What the task requires =
Copy out every line containing the word "пропозицій".

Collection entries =
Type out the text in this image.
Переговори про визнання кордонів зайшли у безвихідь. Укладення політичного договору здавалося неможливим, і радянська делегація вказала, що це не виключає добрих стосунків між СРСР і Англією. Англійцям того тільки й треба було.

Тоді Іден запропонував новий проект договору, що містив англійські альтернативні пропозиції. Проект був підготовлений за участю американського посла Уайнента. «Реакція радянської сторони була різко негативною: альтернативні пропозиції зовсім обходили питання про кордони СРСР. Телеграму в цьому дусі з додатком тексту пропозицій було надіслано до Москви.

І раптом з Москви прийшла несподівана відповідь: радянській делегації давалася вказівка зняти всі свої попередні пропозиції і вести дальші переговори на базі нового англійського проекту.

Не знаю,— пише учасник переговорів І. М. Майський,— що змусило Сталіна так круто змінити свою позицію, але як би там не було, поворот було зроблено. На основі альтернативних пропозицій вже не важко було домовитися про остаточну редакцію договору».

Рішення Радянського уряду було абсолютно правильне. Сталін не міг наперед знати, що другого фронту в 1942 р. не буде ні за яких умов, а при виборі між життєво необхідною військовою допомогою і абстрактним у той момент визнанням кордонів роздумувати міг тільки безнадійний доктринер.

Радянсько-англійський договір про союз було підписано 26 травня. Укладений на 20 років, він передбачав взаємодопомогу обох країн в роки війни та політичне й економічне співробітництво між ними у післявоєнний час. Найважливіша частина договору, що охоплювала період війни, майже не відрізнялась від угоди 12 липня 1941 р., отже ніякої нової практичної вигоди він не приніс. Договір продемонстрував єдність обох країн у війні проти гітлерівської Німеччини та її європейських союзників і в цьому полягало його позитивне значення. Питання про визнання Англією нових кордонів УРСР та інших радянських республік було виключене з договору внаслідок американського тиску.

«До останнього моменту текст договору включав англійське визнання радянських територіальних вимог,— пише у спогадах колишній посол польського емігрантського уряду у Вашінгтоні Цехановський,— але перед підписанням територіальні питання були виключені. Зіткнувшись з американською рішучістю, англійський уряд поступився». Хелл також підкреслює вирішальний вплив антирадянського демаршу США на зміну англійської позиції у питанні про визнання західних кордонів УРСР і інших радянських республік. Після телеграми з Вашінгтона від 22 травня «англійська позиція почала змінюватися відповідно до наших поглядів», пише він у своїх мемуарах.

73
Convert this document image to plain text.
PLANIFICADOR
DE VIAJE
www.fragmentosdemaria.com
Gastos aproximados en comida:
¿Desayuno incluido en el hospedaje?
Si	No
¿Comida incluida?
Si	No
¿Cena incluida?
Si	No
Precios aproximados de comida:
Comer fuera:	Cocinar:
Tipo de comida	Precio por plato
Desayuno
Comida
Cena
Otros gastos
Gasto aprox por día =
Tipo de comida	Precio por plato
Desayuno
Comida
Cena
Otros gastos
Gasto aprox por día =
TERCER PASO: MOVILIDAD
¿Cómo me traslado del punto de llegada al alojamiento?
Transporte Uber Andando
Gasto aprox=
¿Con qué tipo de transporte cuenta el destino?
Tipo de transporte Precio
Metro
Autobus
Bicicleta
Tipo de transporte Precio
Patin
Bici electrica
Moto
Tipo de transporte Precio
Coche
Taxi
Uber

Solved exercise =
Тоді Іден запропонував новий проект договору, що містив англійські альтернативні пропозиції. Проект був підготовлений за участю американського посла Уайнента. «Реакція радянської сторони була різко негативною: альтернативні пропозиції зовсім обходили питання про кордони СРСР. Телеграму в цьому дусі з додатком тексту пропозицій було надіслано до Москви.
Не знаю,— пише учасник переговорів І. М. Майський,— що змусило Сталіна так круто змінити свою позицію, але як би там не було, поворот було зроблено. На основі альтернативних пропозицій вже не важко було домовитися про остаточну редакцію договору».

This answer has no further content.